_WRITTEN EXERCISE:_ Show all lines holding the string "ciencia".

● ● ●

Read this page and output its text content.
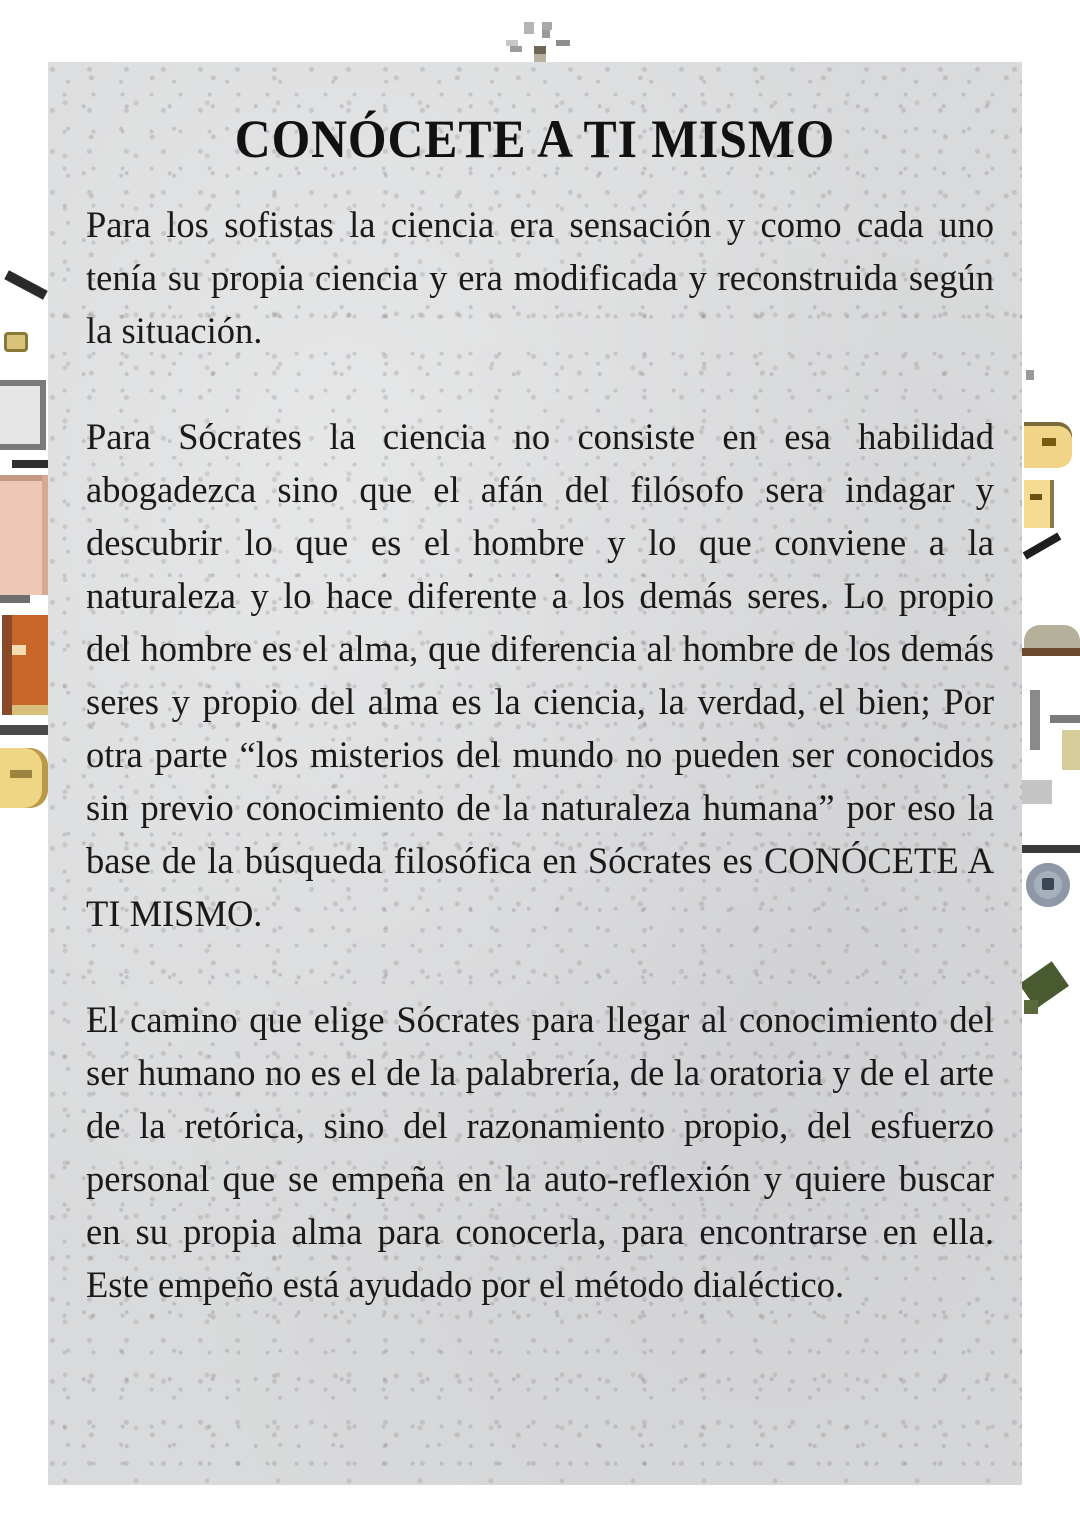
CONÓCETE A TI MISMO

Para los sofistas la ciencia era sensación y como cada uno tenía su propia ciencia y era modificada y reconstruida según la situación.

Para Sócrates la ciencia no consiste en esa habilidad abogadezca sino que el afán del filósofo sera indagar y descubrir lo que es el hombre y lo que conviene a la naturaleza y lo hace diferente a los demás seres. Lo propio del hombre es el alma, que diferencia al hombre de los demás seres y propio del alma es la ciencia, la verdad, el bien; Por otra parte “los misterios del mundo no pueden ser conocidos sin previo conocimiento de la naturaleza humana” por eso la base de la búsqueda filosófica en Sócrates es CONÓCETE A TI MISMO.

El camino que elige Sócrates para llegar al conocimiento del ser humano no es el de la palabrería, de la oratoria y de el arte de la retórica, sino del razonamiento propio, del esfuerzo personal que se empeña en la auto-reflexión y quiere buscar en su propia alma para conocerla, para encontrarse en ella. Este empeño está ayudado por el método dialéctico.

● ● ●

_EXERCISE ANSWER:_
Para los sofistas la ciencia era sensación y como cada uno tenía su propia ciencia y era modificada y reconstruida según la situación.
Para Sócrates la ciencia no consiste en esa habilidad abogadezca sino que el afán del filósofo sera indagar y descubrir lo que es el hombre y lo que conviene a la naturaleza y lo hace diferente a los demás seres. Lo propio del hombre es el alma, que diferencia al hombre de los demás seres y propio del alma es la ciencia, la verdad, el bien; Por otra parte “los misterios del mundo no pueden ser conocidos sin previo conocimiento de la naturaleza humana” por eso la base de la búsqueda filosófica en Sócrates es CONÓCETE A TI MISMO.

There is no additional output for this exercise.